> _DESCRIPTION OF THE TASK_
Copy word for word the lines in the entry below, from the line with "y-offset-text: 1e7 bbox=[120, 12, 152, 32]" to the line with "x-tick-label-exponent: 0 bbox=[570, 613, 578, 627]", including both of those lines.

> _TASK DATA_
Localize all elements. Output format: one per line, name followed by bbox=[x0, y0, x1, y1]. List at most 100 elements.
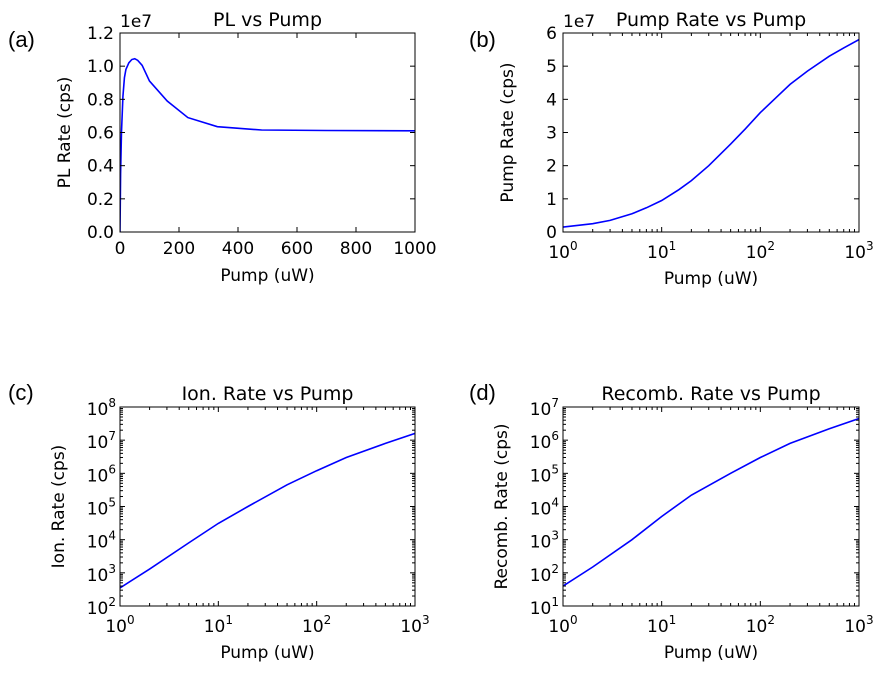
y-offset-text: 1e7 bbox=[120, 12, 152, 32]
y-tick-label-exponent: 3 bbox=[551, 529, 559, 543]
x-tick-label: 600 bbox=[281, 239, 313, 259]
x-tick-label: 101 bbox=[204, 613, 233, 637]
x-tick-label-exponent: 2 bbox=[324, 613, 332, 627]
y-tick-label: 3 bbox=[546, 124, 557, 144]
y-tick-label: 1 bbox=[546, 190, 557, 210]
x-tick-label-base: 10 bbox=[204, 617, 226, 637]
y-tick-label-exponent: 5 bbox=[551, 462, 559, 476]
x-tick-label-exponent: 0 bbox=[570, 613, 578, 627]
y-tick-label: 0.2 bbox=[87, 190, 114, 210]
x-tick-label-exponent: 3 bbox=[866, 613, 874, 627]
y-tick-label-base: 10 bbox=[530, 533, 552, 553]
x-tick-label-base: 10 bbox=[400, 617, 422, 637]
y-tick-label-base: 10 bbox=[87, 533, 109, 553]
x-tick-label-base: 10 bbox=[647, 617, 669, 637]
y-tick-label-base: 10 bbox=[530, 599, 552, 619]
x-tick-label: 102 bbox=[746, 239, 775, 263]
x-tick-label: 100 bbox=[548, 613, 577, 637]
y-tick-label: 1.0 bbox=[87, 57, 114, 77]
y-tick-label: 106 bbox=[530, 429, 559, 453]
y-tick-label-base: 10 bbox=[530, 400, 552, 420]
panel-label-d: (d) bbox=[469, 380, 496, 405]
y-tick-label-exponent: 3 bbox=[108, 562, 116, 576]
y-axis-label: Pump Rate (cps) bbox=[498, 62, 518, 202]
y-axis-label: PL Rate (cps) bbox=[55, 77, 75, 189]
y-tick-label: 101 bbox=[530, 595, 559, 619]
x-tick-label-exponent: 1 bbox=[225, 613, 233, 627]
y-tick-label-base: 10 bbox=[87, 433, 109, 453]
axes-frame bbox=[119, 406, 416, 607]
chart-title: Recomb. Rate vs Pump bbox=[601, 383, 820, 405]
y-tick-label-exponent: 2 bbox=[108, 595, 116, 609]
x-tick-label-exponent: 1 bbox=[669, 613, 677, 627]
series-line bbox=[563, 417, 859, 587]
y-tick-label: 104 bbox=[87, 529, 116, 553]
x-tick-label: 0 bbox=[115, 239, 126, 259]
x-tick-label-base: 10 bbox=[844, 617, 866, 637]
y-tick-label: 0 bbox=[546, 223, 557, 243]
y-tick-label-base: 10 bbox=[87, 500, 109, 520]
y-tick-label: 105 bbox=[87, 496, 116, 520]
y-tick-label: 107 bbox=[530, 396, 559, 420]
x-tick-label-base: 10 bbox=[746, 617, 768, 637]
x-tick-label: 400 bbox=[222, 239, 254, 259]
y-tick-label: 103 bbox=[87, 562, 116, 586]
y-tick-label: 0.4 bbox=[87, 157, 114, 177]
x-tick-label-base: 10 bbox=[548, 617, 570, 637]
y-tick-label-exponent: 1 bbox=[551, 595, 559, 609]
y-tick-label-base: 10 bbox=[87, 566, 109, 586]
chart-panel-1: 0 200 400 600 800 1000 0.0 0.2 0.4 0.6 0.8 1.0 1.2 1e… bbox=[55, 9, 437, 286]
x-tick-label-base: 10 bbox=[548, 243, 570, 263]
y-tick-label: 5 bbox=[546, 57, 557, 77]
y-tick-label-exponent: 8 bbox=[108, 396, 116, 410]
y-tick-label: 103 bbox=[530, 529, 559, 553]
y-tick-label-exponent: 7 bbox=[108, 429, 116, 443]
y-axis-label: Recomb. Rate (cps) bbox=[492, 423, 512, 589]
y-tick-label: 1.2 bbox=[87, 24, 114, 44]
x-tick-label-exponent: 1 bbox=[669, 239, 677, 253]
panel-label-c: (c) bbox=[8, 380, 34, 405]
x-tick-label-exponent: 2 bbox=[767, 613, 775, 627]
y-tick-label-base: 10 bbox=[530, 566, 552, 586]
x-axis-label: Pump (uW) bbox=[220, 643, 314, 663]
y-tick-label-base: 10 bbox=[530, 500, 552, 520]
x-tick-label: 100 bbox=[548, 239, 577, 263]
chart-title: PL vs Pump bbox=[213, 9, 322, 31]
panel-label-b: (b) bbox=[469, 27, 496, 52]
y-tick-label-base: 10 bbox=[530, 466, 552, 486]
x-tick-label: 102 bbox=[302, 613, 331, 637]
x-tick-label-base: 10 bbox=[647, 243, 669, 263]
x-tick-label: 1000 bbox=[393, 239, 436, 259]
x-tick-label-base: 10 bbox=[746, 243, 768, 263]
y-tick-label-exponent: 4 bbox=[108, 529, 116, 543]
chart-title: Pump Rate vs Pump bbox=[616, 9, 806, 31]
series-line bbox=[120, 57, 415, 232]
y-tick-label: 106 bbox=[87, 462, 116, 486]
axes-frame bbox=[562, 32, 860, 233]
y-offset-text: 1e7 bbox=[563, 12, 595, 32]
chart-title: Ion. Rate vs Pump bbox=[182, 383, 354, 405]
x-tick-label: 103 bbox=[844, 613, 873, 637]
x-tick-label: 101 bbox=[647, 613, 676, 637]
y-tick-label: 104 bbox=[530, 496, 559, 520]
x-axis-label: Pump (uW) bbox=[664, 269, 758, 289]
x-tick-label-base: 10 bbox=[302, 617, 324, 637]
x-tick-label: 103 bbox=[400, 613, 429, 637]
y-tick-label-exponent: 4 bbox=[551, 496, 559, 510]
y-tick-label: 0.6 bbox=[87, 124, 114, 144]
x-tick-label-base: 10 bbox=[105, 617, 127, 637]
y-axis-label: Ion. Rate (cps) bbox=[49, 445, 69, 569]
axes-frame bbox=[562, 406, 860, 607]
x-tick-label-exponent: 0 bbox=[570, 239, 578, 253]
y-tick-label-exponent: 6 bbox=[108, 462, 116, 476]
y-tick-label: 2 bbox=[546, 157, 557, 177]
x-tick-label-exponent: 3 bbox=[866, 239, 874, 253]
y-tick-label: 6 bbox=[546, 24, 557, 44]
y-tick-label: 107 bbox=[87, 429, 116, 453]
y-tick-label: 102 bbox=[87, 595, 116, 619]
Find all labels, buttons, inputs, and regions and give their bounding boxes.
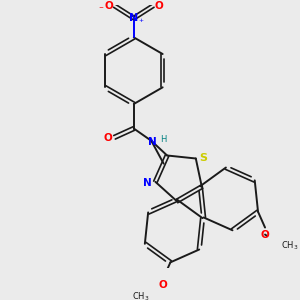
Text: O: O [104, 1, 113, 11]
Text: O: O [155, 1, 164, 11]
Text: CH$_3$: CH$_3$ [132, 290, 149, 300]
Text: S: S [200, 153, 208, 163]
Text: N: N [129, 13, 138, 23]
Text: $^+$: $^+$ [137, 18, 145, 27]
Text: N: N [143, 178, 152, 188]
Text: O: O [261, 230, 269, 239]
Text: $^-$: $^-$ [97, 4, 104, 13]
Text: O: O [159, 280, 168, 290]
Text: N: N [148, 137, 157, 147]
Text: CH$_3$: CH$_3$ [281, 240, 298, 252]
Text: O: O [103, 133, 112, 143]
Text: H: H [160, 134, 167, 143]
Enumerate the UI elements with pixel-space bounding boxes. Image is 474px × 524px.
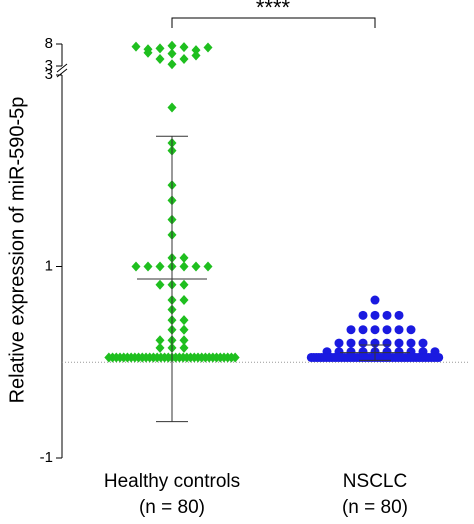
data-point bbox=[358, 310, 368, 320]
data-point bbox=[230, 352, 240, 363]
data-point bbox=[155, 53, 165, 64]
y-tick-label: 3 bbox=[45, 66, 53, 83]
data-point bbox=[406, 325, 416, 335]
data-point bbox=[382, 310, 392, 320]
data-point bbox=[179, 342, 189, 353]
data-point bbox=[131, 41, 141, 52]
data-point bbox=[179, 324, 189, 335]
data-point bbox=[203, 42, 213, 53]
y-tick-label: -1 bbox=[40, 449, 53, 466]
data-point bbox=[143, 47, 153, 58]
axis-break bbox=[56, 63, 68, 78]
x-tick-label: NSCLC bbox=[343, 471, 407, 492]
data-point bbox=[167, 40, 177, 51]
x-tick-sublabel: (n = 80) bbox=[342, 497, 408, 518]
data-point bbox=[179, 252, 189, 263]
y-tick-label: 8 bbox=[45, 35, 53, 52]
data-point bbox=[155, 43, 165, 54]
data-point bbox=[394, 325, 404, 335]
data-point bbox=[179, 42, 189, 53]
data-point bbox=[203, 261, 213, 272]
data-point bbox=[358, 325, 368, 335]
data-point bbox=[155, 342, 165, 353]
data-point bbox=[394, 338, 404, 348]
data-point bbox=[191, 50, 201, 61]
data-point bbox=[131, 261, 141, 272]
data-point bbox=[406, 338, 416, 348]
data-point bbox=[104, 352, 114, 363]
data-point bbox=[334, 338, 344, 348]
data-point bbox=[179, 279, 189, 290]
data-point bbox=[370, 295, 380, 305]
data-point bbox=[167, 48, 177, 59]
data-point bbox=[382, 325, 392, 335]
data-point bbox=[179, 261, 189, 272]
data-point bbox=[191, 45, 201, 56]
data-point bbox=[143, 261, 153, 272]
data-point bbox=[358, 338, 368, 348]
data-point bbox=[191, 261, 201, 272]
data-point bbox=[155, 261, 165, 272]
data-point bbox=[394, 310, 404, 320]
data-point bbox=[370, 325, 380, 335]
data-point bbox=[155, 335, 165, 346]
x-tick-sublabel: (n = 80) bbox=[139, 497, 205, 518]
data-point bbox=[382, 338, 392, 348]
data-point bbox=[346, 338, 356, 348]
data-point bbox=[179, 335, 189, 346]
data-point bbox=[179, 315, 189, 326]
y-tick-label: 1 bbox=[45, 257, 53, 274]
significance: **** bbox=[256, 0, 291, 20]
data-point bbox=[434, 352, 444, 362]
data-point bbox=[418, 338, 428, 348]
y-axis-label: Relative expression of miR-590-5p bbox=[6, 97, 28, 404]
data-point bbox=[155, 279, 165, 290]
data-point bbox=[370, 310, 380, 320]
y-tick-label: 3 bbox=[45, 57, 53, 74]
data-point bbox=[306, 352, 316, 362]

> _REPLY_
y-offset-text: 1e7 bbox=[120, 12, 152, 32]
y-tick-label-exponent: 3 bbox=[551, 529, 559, 543]
x-tick-label: 600 bbox=[281, 239, 313, 259]
x-tick-label: 101 bbox=[204, 613, 233, 637]
x-tick-label-exponent: 2 bbox=[324, 613, 332, 627]
y-tick-label: 3 bbox=[546, 124, 557, 144]
y-tick-label: 1 bbox=[546, 190, 557, 210]
x-tick-label-base: 10 bbox=[204, 617, 226, 637]
y-tick-label-exponent: 5 bbox=[551, 462, 559, 476]
x-tick-label-exponent: 0 bbox=[570, 613, 578, 627]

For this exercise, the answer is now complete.